■ **Objective**: Copy the lines that follow, keeping every character the same.
** Begin Data for this exercise **
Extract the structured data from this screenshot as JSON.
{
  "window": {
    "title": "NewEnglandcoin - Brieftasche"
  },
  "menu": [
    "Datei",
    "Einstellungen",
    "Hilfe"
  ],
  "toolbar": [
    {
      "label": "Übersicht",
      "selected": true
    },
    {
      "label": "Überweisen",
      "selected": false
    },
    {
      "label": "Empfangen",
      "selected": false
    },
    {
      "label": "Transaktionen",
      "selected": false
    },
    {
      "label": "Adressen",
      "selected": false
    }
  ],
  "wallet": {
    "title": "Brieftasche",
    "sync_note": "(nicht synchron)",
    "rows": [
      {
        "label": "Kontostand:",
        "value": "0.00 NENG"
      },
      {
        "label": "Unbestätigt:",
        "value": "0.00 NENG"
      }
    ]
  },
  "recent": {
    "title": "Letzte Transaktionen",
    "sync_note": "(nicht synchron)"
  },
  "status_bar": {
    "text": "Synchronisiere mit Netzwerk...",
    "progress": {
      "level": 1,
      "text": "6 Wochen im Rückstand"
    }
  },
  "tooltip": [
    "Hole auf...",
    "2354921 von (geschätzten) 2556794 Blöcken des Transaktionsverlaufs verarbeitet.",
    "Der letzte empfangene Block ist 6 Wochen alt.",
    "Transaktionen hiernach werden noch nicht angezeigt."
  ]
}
** End Data for this exercise **
■ **Output for this exercise**:
Extract the structured data from this screenshot as JSON.
{
  "window": {
    "title": "NewEnglandcoin - Brieftasche"
  },
  "menu": [
    "Datei",
    "Einstellungen",
    "Hilfe"
  ],
  "toolbar": [
    {
      "label": "Übersicht",
      "selected": true
    },
    {
      "label": "Überweisen",
      "selected": false
    },
    {
      "label": "Empfangen",
      "selected": false
    },
    {
      "label": "Transaktionen",
      "selected": false
    },
    {
      "label": "Adressen",
      "selected": false
    }
  ],
  "wallet": {
    "title": "Brieftasche",
    "sync_note": "(nicht synchron)",
    "rows": [
      {
        "label": "Kontostand:",
        "value": "0.00 NENG"
      },
      {
        "label": "Unbestätigt:",
        "value": "0.00 NENG"
      }
    ]
  },
  "recent": {
    "title": "Letzte Transaktionen",
    "sync_note": "(nicht synchron)"
  },
  "status_bar": {
    "text": "Synchronisiere mit Netzwerk...",
    "progress": {
      "level": 1,
      "text": "6 Wochen im Rückstand"
    }
  },
  "tooltip": [
    "Hole auf...",
    "2354921 von (geschätzten) 2556794 Blöcken des Transaktionsverlaufs verarbeitet.",
    "Der letzte empfangene Block ist 6 Wochen alt.",
    "Transaktionen hiernach werden noch nicht angezeigt."
  ]
}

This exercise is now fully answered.